What the task asks – Reproduce exactly the lines from the line containing "Decode this image" through the end of the records below, including both ends, and nothing else.

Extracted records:

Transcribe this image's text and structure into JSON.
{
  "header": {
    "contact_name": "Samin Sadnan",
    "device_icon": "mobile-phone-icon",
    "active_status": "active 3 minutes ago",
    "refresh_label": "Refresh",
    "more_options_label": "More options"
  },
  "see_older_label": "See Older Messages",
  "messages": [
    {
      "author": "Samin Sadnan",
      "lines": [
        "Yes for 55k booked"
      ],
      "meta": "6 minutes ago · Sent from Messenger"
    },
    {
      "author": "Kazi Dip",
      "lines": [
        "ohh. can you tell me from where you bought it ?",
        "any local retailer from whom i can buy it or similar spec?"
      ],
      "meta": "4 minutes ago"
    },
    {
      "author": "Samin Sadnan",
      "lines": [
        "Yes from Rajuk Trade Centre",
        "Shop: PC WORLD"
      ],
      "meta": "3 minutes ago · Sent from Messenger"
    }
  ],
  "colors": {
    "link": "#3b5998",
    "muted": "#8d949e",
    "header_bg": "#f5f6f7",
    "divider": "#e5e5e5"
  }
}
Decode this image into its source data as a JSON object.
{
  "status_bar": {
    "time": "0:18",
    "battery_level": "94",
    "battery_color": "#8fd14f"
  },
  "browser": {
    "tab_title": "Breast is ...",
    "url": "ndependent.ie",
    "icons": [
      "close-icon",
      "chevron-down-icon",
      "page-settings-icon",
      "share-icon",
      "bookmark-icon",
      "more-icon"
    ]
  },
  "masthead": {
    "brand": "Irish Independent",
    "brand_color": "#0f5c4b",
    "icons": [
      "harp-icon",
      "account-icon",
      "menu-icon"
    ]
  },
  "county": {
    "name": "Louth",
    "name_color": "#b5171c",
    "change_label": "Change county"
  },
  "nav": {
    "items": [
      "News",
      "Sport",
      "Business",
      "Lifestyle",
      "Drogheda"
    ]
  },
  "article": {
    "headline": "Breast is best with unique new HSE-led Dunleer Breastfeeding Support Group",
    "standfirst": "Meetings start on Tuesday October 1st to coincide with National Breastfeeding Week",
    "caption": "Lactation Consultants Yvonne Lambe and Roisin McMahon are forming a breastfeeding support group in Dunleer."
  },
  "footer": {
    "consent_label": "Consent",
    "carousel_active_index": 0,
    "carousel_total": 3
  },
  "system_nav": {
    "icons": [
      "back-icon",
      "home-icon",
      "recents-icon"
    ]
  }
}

Exercise result –
Decode this image into its source data as a JSON object.
{
  "status_bar": {
    "time": "0:18",
    "battery_level": "94",
    "battery_color": "#8fd14f"
  },
  "browser": {
    "tab_title": "Breast is ...",
    "url": "ndependent.ie",
    "icons": [
      "close-icon",
      "chevron-down-icon",
      "page-settings-icon",
      "share-icon",
      "bookmark-icon",
      "more-icon"
    ]
  },
  "masthead": {
    "brand": "Irish Independent",
    "brand_color": "#0f5c4b",
    "icons": [
      "harp-icon",
      "account-icon",
      "menu-icon"
    ]
  },
  "county": {
    "name": "Louth",
    "name_color": "#b5171c",
    "change_label": "Change county"
  },
  "nav": {
    "items": [
      "News",
      "Sport",
      "Business",
      "Lifestyle",
      "Drogheda"
    ]
  },
  "article": {
    "headline": "Breast is best with unique new HSE-led Dunleer Breastfeeding Support Group",
    "standfirst": "Meetings start on Tuesday October 1st to coincide with National Breastfeeding Week",
    "caption": "Lactation Consultants Yvonne Lambe and Roisin McMahon are forming a breastfeeding support group in Dunleer."
  },
  "footer": {
    "consent_label": "Consent",
    "carousel_active_index": 0,
    "carousel_total": 3
  },
  "system_nav": {
    "icons": [
      "back-icon",
      "home-icon",
      "recents-icon"
    ]
  }
}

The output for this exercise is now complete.